◆ **TASK DESCRIPTION**
Repeat the data word for word, starting at its first line and going up to and including the line with "scrollbar[interactable] xyxy=(629,421,634,722)".
--- EXERCISE INPUT ---
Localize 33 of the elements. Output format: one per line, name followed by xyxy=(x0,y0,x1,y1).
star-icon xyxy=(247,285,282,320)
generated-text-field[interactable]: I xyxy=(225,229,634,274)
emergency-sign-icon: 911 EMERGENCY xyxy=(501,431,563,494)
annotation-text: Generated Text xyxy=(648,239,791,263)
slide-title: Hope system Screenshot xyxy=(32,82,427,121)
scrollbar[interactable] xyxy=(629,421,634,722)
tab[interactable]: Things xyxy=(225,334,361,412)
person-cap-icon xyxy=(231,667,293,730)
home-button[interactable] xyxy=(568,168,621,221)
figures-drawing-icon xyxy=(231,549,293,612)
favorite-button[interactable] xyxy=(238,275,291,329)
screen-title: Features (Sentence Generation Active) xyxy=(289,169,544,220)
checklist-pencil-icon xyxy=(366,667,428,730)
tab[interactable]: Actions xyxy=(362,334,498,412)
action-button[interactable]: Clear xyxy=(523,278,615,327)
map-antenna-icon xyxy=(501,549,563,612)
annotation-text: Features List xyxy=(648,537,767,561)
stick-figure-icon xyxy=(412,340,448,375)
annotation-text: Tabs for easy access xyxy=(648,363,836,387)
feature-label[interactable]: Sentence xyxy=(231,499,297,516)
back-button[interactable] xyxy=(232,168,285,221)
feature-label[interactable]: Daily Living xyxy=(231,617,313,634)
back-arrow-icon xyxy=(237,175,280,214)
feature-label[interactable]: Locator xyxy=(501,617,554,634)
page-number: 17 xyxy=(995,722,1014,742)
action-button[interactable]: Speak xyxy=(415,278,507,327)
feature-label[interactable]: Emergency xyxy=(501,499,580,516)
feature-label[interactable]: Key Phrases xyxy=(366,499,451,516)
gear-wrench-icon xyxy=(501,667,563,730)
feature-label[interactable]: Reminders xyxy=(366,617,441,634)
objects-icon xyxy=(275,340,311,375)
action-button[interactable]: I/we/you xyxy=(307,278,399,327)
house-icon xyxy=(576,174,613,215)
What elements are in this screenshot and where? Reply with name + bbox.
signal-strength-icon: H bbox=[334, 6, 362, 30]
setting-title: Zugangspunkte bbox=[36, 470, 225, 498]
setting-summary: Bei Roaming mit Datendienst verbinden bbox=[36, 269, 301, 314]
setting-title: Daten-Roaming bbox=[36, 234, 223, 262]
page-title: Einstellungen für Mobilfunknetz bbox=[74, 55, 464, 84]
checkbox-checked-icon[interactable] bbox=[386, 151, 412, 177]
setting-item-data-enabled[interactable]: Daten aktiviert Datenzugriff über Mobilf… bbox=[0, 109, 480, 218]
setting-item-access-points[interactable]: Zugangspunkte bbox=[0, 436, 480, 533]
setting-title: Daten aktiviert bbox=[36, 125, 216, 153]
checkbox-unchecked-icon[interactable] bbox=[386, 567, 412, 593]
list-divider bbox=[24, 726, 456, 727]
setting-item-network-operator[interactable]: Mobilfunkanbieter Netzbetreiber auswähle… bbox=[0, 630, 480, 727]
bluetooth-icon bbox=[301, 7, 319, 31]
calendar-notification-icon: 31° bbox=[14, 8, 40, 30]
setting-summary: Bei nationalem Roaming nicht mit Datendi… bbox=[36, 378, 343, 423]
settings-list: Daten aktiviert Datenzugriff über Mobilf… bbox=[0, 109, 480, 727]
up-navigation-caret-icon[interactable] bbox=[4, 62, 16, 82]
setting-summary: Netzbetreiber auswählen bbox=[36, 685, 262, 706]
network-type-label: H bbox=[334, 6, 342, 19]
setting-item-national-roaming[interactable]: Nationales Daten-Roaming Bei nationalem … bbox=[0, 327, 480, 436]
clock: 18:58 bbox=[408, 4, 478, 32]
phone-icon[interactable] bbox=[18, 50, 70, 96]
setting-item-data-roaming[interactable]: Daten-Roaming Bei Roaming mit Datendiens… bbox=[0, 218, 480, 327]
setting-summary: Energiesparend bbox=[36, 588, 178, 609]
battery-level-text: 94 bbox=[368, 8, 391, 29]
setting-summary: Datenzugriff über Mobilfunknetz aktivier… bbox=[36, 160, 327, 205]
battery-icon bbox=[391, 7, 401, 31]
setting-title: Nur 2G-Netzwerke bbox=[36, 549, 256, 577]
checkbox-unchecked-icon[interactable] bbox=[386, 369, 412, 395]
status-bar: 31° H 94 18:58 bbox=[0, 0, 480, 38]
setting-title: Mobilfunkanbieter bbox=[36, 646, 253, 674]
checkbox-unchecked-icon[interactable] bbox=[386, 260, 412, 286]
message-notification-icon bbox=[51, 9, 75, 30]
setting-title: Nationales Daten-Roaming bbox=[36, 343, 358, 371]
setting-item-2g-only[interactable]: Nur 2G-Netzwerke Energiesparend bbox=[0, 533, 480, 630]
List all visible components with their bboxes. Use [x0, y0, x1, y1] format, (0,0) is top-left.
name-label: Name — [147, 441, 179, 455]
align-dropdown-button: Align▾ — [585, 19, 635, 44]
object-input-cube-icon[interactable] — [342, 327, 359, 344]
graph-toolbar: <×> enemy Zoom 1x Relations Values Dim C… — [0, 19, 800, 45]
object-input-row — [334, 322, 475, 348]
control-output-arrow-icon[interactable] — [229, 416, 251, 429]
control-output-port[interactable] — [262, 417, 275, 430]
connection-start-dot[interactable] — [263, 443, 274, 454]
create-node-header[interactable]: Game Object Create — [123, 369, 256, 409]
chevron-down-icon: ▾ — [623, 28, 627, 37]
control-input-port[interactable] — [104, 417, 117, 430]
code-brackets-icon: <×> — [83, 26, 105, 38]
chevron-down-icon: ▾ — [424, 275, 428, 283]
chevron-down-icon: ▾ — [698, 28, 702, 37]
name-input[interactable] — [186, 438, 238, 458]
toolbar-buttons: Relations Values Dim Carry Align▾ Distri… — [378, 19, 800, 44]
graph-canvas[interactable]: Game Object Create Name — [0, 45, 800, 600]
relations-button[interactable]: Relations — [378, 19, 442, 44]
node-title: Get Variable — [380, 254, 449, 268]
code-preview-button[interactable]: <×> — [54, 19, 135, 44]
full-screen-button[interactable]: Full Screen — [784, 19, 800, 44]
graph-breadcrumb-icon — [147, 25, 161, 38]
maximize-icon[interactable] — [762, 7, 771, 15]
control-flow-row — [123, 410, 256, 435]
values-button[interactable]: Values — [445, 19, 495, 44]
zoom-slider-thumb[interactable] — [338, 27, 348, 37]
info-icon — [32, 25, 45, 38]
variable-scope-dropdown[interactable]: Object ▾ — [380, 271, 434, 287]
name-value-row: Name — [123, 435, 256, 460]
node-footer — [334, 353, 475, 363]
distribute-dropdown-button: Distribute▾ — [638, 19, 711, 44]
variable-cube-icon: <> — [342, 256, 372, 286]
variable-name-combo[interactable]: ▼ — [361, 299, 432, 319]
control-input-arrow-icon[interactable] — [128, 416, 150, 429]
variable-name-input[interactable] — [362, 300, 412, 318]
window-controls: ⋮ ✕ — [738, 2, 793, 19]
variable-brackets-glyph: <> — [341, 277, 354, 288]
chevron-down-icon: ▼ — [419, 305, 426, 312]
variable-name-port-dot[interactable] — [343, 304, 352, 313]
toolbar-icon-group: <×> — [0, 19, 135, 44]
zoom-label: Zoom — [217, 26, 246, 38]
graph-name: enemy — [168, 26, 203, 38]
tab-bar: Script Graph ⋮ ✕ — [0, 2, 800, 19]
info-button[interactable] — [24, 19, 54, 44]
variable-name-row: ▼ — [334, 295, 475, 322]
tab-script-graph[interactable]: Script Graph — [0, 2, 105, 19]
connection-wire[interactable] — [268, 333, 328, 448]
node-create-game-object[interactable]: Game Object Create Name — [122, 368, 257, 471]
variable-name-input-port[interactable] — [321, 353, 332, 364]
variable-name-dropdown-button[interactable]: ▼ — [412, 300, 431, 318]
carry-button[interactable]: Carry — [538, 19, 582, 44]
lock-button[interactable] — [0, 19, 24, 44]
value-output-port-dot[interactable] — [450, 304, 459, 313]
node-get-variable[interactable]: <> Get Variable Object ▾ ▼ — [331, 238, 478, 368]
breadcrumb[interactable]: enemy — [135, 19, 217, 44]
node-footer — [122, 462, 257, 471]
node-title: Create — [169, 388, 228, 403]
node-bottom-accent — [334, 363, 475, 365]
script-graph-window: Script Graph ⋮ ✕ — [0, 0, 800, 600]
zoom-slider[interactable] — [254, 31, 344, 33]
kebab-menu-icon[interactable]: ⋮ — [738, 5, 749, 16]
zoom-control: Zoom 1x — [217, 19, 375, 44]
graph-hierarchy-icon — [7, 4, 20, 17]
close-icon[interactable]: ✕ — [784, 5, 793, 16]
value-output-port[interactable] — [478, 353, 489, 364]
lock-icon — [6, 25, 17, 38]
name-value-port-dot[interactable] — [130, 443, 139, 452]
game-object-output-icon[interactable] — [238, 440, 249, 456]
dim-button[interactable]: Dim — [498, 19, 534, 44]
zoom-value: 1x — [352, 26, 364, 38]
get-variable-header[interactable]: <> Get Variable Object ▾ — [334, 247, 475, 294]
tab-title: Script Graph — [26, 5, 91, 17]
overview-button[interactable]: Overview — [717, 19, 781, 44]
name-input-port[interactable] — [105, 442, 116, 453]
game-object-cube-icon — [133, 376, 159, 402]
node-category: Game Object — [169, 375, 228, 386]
---
◆ **RESPONSE**
Localize 33 of the elements. Output format: one per line, name followed by xyxy=(x0,y0,x1,y1).
star-icon xyxy=(247,285,282,320)
generated-text-field[interactable]: I xyxy=(225,229,634,274)
emergency-sign-icon: 911 EMERGENCY xyxy=(501,431,563,494)
annotation-text: Generated Text xyxy=(648,239,791,263)
slide-title: Hope system Screenshot xyxy=(32,82,427,121)
scrollbar[interactable] xyxy=(629,421,634,722)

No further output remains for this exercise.